>> Begin DATA SHOWN

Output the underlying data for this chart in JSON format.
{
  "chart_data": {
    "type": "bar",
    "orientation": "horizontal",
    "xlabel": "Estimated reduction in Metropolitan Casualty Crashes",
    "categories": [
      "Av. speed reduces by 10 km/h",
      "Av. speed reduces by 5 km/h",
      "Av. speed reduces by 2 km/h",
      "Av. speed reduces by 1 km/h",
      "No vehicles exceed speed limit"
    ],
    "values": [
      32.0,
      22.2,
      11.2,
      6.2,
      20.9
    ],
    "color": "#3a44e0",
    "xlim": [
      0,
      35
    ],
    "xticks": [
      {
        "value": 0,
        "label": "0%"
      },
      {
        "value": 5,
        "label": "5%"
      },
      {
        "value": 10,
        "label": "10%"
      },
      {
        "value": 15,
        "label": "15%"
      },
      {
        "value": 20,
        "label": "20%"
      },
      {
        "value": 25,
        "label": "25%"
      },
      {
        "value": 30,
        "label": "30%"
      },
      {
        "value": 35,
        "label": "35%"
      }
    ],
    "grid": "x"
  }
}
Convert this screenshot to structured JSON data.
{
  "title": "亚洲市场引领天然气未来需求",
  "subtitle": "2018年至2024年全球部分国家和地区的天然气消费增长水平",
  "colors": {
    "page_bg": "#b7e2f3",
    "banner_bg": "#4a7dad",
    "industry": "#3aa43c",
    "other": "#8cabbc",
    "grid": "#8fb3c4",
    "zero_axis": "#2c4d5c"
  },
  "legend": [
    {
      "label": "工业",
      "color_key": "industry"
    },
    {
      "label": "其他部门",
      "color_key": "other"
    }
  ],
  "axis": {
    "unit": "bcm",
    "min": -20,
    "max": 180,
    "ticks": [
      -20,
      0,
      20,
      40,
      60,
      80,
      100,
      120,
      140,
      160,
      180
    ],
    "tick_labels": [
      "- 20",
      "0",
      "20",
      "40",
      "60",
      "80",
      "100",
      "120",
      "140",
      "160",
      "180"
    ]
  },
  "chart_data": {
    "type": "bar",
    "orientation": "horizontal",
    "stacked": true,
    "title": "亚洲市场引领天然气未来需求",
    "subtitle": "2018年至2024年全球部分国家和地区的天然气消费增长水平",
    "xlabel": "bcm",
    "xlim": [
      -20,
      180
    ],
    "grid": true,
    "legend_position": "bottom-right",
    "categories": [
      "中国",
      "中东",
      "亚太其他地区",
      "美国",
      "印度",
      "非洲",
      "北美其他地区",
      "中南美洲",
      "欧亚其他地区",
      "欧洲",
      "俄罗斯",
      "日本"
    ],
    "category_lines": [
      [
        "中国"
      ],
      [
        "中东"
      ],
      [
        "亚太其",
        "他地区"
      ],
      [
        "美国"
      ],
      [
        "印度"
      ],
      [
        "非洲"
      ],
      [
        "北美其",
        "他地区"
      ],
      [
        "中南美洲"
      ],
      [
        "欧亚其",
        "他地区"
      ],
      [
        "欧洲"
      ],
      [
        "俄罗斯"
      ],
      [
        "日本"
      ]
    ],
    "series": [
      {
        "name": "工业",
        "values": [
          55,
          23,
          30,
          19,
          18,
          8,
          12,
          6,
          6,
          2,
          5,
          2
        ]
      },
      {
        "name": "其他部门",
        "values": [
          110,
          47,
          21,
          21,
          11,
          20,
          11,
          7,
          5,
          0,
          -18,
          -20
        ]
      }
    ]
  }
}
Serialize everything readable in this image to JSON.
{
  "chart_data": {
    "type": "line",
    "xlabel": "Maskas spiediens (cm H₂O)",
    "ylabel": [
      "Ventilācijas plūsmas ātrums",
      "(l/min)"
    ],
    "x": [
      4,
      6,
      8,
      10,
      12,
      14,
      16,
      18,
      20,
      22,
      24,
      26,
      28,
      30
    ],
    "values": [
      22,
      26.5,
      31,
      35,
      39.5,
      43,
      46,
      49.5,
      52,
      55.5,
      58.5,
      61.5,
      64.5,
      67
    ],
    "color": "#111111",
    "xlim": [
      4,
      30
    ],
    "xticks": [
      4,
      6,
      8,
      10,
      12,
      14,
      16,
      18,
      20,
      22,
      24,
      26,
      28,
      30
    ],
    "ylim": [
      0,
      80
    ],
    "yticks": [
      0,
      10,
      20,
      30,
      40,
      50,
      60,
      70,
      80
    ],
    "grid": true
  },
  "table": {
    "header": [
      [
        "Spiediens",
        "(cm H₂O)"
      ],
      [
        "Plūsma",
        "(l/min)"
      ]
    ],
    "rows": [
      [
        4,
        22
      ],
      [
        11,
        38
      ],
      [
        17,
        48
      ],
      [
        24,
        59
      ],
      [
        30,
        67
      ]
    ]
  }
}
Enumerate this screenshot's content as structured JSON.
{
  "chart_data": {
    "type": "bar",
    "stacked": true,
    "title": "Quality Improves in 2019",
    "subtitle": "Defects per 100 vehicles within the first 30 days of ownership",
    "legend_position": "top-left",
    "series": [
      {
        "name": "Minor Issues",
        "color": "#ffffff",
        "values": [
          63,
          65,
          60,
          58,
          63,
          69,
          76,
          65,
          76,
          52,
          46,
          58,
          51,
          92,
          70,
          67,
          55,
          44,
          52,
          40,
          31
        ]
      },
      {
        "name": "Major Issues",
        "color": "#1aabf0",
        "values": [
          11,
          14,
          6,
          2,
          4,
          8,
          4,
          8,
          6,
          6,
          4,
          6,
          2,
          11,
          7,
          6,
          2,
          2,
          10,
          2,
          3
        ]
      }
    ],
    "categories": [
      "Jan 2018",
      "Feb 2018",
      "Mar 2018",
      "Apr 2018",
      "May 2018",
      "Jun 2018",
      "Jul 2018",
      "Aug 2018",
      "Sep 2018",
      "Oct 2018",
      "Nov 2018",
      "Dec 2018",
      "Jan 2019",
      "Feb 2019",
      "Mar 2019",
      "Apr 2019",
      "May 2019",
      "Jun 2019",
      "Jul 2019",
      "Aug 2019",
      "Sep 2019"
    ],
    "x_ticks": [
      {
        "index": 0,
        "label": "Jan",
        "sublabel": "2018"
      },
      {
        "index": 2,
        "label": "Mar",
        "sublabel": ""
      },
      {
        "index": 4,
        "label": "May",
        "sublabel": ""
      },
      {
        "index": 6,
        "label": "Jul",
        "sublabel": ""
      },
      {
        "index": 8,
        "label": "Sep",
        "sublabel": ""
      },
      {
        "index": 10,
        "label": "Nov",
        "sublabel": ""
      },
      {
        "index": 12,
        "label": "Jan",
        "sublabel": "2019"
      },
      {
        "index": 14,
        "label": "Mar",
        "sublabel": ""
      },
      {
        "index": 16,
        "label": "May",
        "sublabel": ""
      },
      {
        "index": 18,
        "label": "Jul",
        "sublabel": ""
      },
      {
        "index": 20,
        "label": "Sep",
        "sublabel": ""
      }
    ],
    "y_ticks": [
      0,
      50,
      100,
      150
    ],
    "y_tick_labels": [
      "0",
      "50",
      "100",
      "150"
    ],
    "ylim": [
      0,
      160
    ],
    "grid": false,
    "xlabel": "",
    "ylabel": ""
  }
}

>> End DATA SHOWN

* [WHAT THE TASK REQUIRES]
The records above should be duplicated in full, exactly as given.

* [PROBLEM SOLUTION]
Output the underlying data for this chart in JSON format.
{
  "chart_data": {
    "type": "bar",
    "orientation": "horizontal",
    "xlabel": "Estimated reduction in Metropolitan Casualty Crashes",
    "categories": [
      "Av. speed reduces by 10 km/h",
      "Av. speed reduces by 5 km/h",
      "Av. speed reduces by 2 km/h",
      "Av. speed reduces by 1 km/h",
      "No vehicles exceed speed limit"
    ],
    "values": [
      32.0,
      22.2,
      11.2,
      6.2,
      20.9
    ],
    "color": "#3a44e0",
    "xlim": [
      0,
      35
    ],
    "xticks": [
      {
        "value": 0,
        "label": "0%"
      },
      {
        "value": 5,
        "label": "5%"
      },
      {
        "value": 10,
        "label": "10%"
      },
      {
        "value": 15,
        "label": "15%"
      },
      {
        "value": 20,
        "label": "20%"
      },
      {
        "value": 25,
        "label": "25%"
      },
      {
        "value": 30,
        "label": "30%"
      },
      {
        "value": 35,
        "label": "35%"
      }
    ],
    "grid": "x"
  }
}
Convert this screenshot to structured JSON data.
{
  "title": "亚洲市场引领天然气未来需求",
  "subtitle": "2018年至2024年全球部分国家和地区的天然气消费增长水平",
  "colors": {
    "page_bg": "#b7e2f3",
    "banner_bg": "#4a7dad",
    "industry": "#3aa43c",
    "other": "#8cabbc",
    "grid": "#8fb3c4",
    "zero_axis": "#2c4d5c"
  },
  "legend": [
    {
      "label": "工业",
      "color_key": "industry"
    },
    {
      "label": "其他部门",
      "color_key": "other"
    }
  ],
  "axis": {
    "unit": "bcm",
    "min": -20,
    "max": 180,
    "ticks": [
      -20,
      0,
      20,
      40,
      60,
      80,
      100,
      120,
      140,
      160,
      180
    ],
    "tick_labels": [
      "- 20",
      "0",
      "20",
      "40",
      "60",
      "80",
      "100",
      "120",
      "140",
      "160",
      "180"
    ]
  },
  "chart_data": {
    "type": "bar",
    "orientation": "horizontal",
    "stacked": true,
    "title": "亚洲市场引领天然气未来需求",
    "subtitle": "2018年至2024年全球部分国家和地区的天然气消费增长水平",
    "xlabel": "bcm",
    "xlim": [
      -20,
      180
    ],
    "grid": true,
    "legend_position": "bottom-right",
    "categories": [
      "中国",
      "中东",
      "亚太其他地区",
      "美国",
      "印度",
      "非洲",
      "北美其他地区",
      "中南美洲",
      "欧亚其他地区",
      "欧洲",
      "俄罗斯",
      "日本"
    ],
    "category_lines": [
      [
        "中国"
      ],
      [
        "中东"
      ],
      [
        "亚太其",
        "他地区"
      ],
      [
        "美国"
      ],
      [
        "印度"
      ],
      [
        "非洲"
      ],
      [
        "北美其",
        "他地区"
      ],
      [
        "中南美洲"
      ],
      [
        "欧亚其",
        "他地区"
      ],
      [
        "欧洲"
      ],
      [
        "俄罗斯"
      ],
      [
        "日本"
      ]
    ],
    "series": [
      {
        "name": "工业",
        "values": [
          55,
          23,
          30,
          19,
          18,
          8,
          12,
          6,
          6,
          2,
          5,
          2
        ]
      },
      {
        "name": "其他部门",
        "values": [
          110,
          47,
          21,
          21,
          11,
          20,
          11,
          7,
          5,
          0,
          -18,
          -20
        ]
      }
    ]
  }
}
Serialize everything readable in this image to JSON.
{
  "chart_data": {
    "type": "line",
    "xlabel": "Maskas spiediens (cm H₂O)",
    "ylabel": [
      "Ventilācijas plūsmas ātrums",
      "(l/min)"
    ],
    "x": [
      4,
      6,
      8,
      10,
      12,
      14,
      16,
      18,
      20,
      22,
      24,
      26,
      28,
      30
    ],
    "values": [
      22,
      26.5,
      31,
      35,
      39.5,
      43,
      46,
      49.5,
      52,
      55.5,
      58.5,
      61.5,
      64.5,
      67
    ],
    "color": "#111111",
    "xlim": [
      4,
      30
    ],
    "xticks": [
      4,
      6,
      8,
      10,
      12,
      14,
      16,
      18,
      20,
      22,
      24,
      26,
      28,
      30
    ],
    "ylim": [
      0,
      80
    ],
    "yticks": [
      0,
      10,
      20,
      30,
      40,
      50,
      60,
      70,
      80
    ],
    "grid": true
  },
  "table": {
    "header": [
      [
        "Spiediens",
        "(cm H₂O)"
      ],
      [
        "Plūsma",
        "(l/min)"
      ]
    ],
    "rows": [
      [
        4,
        22
      ],
      [
        11,
        38
      ],
      [
        17,
        48
      ],
      [
        24,
        59
      ],
      [
        30,
        67
      ]
    ]
  }
}
Enumerate this screenshot's content as structured JSON.
{
  "chart_data": {
    "type": "bar",
    "stacked": true,
    "title": "Quality Improves in 2019",
    "subtitle": "Defects per 100 vehicles within the first 30 days of ownership",
    "legend_position": "top-left",
    "series": [
      {
        "name": "Minor Issues",
        "color": "#ffffff",
        "values": [
          63,
          65,
          60,
          58,
          63,
          69,
          76,
          65,
          76,
          52,
          46,
          58,
          51,
          92,
          70,
          67,
          55,
          44,
          52,
          40,
          31
        ]
      },
      {
        "name": "Major Issues",
        "color": "#1aabf0",
        "values": [
          11,
          14,
          6,
          2,
          4,
          8,
          4,
          8,
          6,
          6,
          4,
          6,
          2,
          11,
          7,
          6,
          2,
          2,
          10,
          2,
          3
        ]
      }
    ],
    "categories": [
      "Jan 2018",
      "Feb 2018",
      "Mar 2018",
      "Apr 2018",
      "May 2018",
      "Jun 2018",
      "Jul 2018",
      "Aug 2018",
      "Sep 2018",
      "Oct 2018",
      "Nov 2018",
      "Dec 2018",
      "Jan 2019",
      "Feb 2019",
      "Mar 2019",
      "Apr 2019",
      "May 2019",
      "Jun 2019",
      "Jul 2019",
      "Aug 2019",
      "Sep 2019"
    ],
    "x_ticks": [
      {
        "index": 0,
        "label": "Jan",
        "sublabel": "2018"
      },
      {
        "index": 2,
        "label": "Mar",
        "sublabel": ""
      },
      {
        "index": 4,
        "label": "May",
        "sublabel": ""
      },
      {
        "index": 6,
        "label": "Jul",
        "sublabel": ""
      },
      {
        "index": 8,
        "label": "Sep",
        "sublabel": ""
      },
      {
        "index": 10,
        "label": "Nov",
        "sublabel": ""
      },
      {
        "index": 12,
        "label": "Jan",
        "sublabel": "2019"
      },
      {
        "index": 14,
        "label": "Mar",
        "sublabel": ""
      },
      {
        "index": 16,
        "label": "May",
        "sublabel": ""
      },
      {
        "index": 18,
        "label": "Jul",
        "sublabel": ""
      },
      {
        "index": 20,
        "label": "Sep",
        "sublabel": ""
      }
    ],
    "y_ticks": [
      0,
      50,
      100,
      150
    ],
    "y_tick_labels": [
      "0",
      "50",
      "100",
      "150"
    ],
    "ylim": [
      0,
      160
    ],
    "grid": false,
    "xlabel": "",
    "ylabel": ""
  }
}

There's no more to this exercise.